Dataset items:
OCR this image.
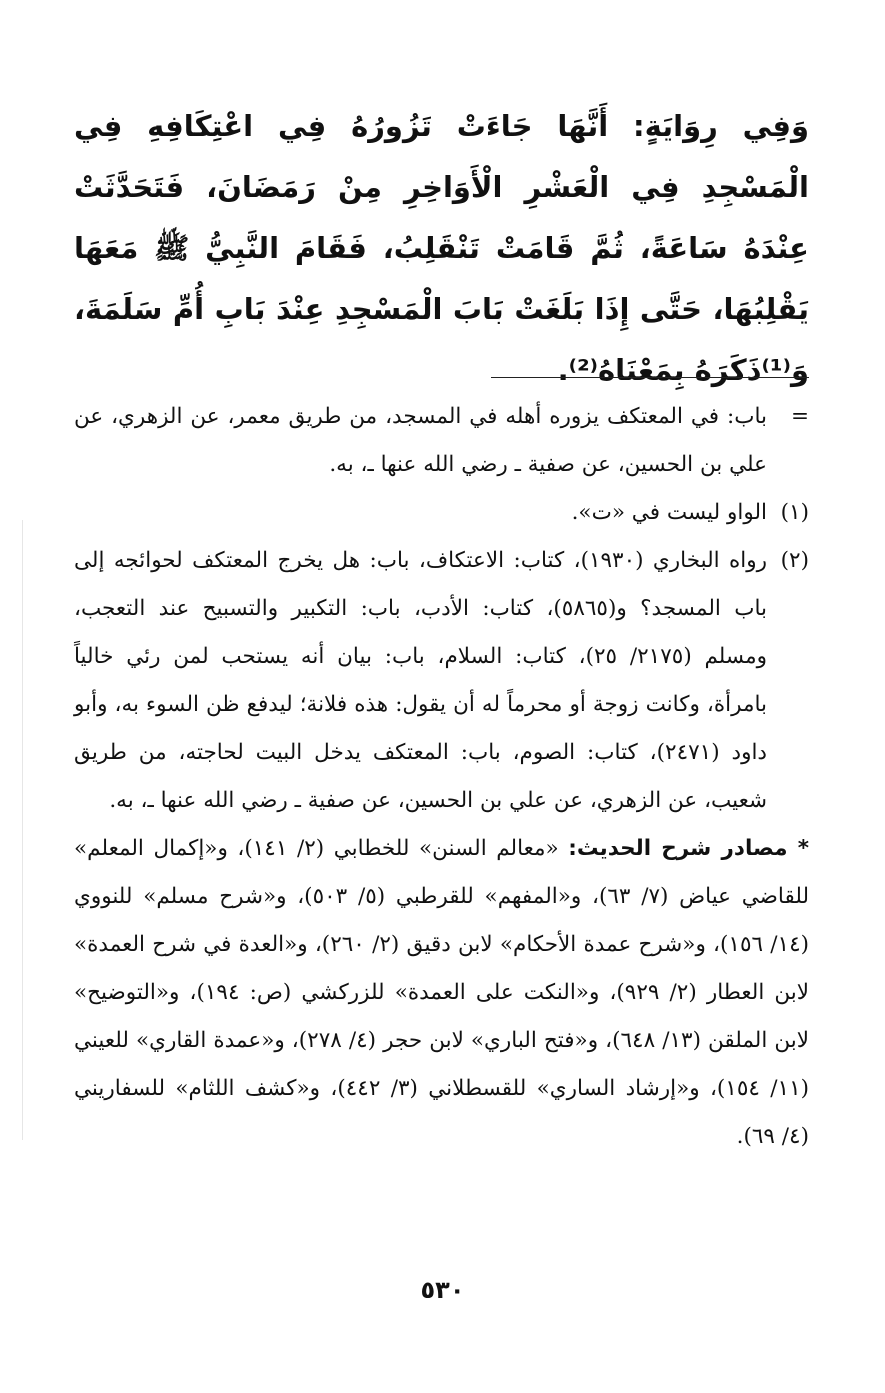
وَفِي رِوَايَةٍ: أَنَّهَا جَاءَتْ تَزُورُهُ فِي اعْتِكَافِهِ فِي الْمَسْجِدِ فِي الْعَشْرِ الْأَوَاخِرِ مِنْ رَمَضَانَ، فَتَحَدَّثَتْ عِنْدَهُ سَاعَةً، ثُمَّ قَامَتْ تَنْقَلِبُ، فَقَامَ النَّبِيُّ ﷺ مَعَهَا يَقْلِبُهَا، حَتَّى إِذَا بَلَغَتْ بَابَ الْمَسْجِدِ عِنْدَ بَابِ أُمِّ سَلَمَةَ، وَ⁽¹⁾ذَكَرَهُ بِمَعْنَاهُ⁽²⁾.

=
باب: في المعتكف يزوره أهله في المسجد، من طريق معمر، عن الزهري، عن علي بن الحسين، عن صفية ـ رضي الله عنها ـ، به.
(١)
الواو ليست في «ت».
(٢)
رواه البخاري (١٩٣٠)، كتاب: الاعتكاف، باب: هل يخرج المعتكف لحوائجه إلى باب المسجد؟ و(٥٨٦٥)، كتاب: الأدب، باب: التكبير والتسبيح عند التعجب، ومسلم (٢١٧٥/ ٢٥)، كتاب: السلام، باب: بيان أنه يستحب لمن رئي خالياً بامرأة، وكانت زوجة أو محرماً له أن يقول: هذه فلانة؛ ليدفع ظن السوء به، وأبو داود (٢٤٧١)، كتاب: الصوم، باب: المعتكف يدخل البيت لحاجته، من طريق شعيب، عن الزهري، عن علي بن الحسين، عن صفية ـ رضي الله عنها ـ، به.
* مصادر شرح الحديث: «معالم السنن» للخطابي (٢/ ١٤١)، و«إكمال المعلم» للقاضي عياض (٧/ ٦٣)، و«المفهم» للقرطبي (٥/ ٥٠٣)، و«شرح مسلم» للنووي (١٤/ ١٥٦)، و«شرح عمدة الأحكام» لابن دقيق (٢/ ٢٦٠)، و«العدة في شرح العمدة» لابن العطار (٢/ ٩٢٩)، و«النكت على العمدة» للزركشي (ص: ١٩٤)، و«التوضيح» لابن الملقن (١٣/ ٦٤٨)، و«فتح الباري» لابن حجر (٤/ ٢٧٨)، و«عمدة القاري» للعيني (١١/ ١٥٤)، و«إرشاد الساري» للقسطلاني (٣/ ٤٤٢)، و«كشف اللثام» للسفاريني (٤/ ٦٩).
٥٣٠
==
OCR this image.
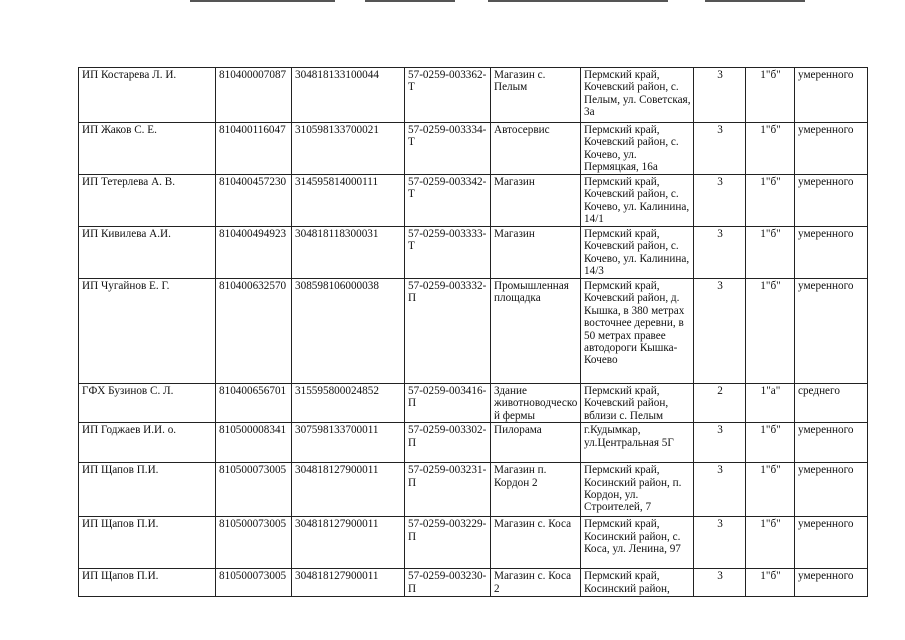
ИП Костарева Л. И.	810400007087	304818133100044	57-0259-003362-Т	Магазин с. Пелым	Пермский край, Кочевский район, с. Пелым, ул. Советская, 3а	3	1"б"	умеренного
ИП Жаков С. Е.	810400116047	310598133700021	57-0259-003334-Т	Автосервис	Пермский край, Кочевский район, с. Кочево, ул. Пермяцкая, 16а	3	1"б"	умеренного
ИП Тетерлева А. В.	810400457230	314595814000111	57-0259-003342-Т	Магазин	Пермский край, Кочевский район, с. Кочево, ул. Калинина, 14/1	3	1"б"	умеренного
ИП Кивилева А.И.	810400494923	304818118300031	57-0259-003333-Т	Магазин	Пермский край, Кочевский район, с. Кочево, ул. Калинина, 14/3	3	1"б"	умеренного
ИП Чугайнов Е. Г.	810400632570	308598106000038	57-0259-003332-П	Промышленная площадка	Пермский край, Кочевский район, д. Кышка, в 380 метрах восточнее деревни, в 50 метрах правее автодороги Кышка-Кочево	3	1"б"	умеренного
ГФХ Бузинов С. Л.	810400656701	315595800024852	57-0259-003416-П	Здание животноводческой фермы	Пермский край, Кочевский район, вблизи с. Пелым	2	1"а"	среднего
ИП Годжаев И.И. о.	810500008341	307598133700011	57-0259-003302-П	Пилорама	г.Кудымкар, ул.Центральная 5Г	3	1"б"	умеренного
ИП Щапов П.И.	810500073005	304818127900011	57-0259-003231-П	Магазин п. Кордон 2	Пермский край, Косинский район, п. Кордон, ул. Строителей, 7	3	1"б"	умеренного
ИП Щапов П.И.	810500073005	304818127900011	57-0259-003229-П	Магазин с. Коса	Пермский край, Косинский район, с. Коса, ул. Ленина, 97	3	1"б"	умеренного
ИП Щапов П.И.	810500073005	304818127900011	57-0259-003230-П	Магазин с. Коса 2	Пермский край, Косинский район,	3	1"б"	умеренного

What to do: Count the lines in the entries above that include the string "عنها", then give only that figure.

Reply to the task: 2